(Data extracted from a collection)
▶
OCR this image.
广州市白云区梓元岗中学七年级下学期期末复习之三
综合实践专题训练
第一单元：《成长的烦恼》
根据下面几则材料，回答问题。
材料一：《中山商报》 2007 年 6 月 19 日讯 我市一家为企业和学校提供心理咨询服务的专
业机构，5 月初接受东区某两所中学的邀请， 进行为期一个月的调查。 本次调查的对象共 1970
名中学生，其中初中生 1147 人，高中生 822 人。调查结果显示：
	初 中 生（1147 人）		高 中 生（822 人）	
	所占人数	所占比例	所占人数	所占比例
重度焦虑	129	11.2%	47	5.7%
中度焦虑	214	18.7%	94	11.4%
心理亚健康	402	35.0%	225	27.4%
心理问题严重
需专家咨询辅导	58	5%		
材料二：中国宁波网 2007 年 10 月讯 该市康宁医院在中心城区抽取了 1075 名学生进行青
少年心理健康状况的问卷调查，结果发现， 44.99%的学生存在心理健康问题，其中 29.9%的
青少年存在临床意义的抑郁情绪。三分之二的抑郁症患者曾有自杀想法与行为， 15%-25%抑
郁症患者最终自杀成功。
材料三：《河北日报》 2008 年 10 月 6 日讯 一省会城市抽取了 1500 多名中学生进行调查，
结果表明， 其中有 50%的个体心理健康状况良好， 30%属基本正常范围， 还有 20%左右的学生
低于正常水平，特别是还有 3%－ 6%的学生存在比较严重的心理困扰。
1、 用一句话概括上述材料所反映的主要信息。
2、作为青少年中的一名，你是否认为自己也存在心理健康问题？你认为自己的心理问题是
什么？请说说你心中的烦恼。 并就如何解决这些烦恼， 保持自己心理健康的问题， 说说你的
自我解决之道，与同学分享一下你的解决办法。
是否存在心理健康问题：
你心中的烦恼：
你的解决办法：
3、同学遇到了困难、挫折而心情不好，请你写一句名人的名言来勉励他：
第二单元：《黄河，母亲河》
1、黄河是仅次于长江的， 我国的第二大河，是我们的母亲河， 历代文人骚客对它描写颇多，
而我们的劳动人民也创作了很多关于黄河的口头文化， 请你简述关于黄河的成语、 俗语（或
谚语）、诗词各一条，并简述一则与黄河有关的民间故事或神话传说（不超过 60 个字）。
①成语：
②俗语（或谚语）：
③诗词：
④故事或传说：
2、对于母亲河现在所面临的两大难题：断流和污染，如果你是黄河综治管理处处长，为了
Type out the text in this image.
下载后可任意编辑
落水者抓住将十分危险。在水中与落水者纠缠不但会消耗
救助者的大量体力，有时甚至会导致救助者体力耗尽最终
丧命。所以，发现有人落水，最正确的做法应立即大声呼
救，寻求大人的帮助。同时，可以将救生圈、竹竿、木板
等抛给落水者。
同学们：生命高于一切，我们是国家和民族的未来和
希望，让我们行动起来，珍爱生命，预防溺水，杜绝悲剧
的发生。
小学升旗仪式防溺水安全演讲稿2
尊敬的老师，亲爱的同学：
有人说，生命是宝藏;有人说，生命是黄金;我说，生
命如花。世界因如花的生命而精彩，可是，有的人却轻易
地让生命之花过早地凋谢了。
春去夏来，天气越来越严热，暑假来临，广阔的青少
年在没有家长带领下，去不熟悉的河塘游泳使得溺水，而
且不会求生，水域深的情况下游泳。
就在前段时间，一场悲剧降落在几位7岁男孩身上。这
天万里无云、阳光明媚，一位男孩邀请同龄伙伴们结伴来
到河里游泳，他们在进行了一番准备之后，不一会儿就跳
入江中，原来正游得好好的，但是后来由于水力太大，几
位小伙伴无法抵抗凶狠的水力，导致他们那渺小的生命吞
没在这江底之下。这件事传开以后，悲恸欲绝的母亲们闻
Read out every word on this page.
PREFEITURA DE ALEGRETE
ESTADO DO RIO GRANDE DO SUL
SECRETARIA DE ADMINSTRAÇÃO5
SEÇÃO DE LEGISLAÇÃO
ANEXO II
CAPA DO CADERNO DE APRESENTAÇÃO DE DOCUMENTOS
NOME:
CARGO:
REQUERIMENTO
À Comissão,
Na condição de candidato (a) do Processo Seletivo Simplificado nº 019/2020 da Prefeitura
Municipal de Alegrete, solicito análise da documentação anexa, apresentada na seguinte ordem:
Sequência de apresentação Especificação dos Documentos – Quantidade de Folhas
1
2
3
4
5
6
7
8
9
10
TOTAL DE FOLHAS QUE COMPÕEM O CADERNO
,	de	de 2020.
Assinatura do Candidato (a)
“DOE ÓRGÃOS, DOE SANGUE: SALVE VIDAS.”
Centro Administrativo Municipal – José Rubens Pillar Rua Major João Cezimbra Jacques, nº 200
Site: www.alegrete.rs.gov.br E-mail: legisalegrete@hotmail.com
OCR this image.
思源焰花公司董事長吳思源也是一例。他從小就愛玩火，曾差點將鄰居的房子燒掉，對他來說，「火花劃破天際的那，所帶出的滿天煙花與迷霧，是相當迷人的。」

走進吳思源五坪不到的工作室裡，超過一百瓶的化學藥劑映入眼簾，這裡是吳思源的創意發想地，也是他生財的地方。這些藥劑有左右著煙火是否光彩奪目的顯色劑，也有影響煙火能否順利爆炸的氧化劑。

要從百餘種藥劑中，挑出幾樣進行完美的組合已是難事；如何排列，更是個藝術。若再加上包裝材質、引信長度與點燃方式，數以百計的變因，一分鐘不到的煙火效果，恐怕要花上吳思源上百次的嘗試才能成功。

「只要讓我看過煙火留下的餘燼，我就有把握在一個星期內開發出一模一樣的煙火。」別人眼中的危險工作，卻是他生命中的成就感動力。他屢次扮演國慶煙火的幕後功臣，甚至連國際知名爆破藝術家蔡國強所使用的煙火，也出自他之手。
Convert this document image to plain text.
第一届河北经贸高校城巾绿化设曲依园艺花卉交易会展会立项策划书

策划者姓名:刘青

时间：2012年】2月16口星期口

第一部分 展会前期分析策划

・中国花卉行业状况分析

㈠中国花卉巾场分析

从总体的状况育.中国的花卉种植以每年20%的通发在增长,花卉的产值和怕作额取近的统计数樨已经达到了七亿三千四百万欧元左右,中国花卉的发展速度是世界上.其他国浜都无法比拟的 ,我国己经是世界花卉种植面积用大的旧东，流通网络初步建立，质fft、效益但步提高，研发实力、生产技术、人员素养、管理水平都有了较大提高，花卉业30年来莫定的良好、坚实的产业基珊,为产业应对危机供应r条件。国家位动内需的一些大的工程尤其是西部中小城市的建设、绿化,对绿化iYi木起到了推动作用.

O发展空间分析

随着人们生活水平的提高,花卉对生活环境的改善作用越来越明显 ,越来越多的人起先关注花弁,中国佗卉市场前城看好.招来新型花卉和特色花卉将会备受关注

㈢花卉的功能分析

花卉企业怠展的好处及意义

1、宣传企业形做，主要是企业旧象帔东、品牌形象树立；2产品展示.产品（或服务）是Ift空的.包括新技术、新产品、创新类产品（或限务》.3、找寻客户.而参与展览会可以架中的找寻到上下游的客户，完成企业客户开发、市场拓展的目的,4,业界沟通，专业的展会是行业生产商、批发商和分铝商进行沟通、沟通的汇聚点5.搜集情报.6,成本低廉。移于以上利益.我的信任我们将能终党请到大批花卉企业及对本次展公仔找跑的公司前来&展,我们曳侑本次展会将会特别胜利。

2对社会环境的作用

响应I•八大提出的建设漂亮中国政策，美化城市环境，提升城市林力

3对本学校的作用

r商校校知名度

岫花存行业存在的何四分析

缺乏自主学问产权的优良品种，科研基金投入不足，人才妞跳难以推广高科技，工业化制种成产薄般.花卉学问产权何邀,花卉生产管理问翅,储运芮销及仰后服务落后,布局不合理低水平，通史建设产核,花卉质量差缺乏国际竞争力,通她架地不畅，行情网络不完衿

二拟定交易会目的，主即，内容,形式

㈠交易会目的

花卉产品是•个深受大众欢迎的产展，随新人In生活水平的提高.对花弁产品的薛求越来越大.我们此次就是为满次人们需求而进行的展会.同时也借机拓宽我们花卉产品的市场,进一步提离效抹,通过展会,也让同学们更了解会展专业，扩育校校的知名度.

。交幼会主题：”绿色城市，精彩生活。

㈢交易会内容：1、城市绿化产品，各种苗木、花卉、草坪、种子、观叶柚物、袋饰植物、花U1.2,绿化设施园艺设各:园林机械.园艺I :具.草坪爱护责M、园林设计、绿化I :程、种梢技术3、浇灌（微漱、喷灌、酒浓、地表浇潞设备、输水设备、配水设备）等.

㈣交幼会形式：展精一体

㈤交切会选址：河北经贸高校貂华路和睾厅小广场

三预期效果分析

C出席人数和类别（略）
◀
Objective: Check each line above for the string "image" and show the ones that have it.

Final result:
OCR this image.
Type out the text in this image.
OCR this image.
Convert this document image to plain text.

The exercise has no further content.